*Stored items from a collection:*
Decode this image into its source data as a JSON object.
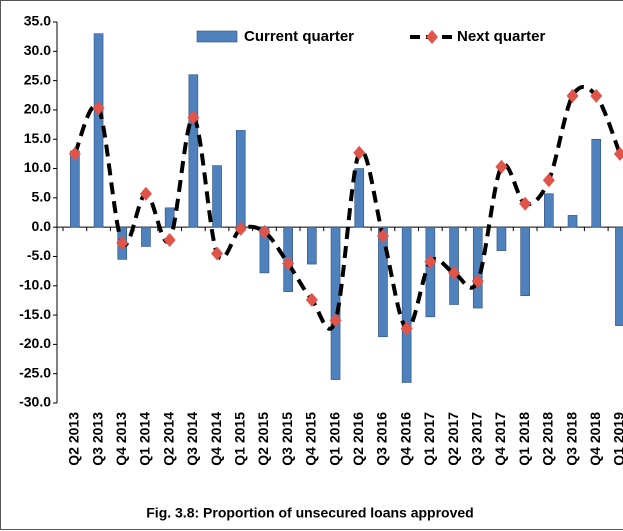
{
  "chart_data": {
    "type": "bar_line",
    "caption": "Fig. 3.8: Proportion of unsecured loans approved",
    "categories": [
      "Q2 2013",
      "Q3 2013",
      "Q4 2013",
      "Q1 2014",
      "Q2 2014",
      "Q3 2014",
      "Q4 2014",
      "Q1 2015",
      "Q2 2015",
      "Q3 2015",
      "Q4 2015",
      "Q1 2016",
      "Q2 2016",
      "Q3 2016",
      "Q4 2016",
      "Q1 2017",
      "Q2 2017",
      "Q3 2017",
      "Q4 2017",
      "Q1 2018",
      "Q2 2018",
      "Q3 2018",
      "Q4 2018",
      "Q1 2019"
    ],
    "series": [
      {
        "name": "Current quarter",
        "type": "bar",
        "color": "#4f81bd",
        "values": [
          13,
          33,
          -5.5,
          -3.3,
          3.3,
          26,
          10.5,
          16.5,
          -7.8,
          -11,
          -6.3,
          -26,
          10,
          -18.7,
          -26.5,
          -15.3,
          -13.2,
          -13.8,
          -4,
          -11.7,
          5.7,
          2,
          15,
          -16.8
        ]
      },
      {
        "name": "Next quarter",
        "type": "line",
        "color": "#000000",
        "marker_color": "#e0544a",
        "values": [
          12.5,
          20.3,
          -2.7,
          5.7,
          -2.2,
          18.7,
          -4.5,
          -0.3,
          -0.8,
          -6.2,
          -12.4,
          -15.9,
          12.7,
          -1.5,
          -17.3,
          -5.9,
          -7.8,
          -9.2,
          10.3,
          4.0,
          8.0,
          22.4,
          22.4,
          12.5
        ]
      }
    ],
    "ylim": [
      -30,
      35
    ],
    "yticks": [
      {
        "value": -30,
        "label": "-30.0"
      },
      {
        "value": -25,
        "label": "-25.0"
      },
      {
        "value": -20,
        "label": "-20.0"
      },
      {
        "value": -15,
        "label": "-15.0"
      },
      {
        "value": -10,
        "label": "-10.0"
      },
      {
        "value": -5,
        "label": "-5.0"
      },
      {
        "value": 0,
        "label": "0.0"
      },
      {
        "value": 5,
        "label": "5.0"
      },
      {
        "value": 10,
        "label": "10.0"
      },
      {
        "value": 15,
        "label": "15.0"
      },
      {
        "value": 20,
        "label": "20.0"
      },
      {
        "value": 25,
        "label": "25.0"
      },
      {
        "value": 30,
        "label": "30.0"
      },
      {
        "value": 35,
        "label": "35.0"
      }
    ],
    "grid": false
  }
}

*PROBLEM TO SOLVE:* From the data above, gather every line that includes the word "quarter".

*REPLY:*
        "name": "Current quarter",
        "name": "Next quarter",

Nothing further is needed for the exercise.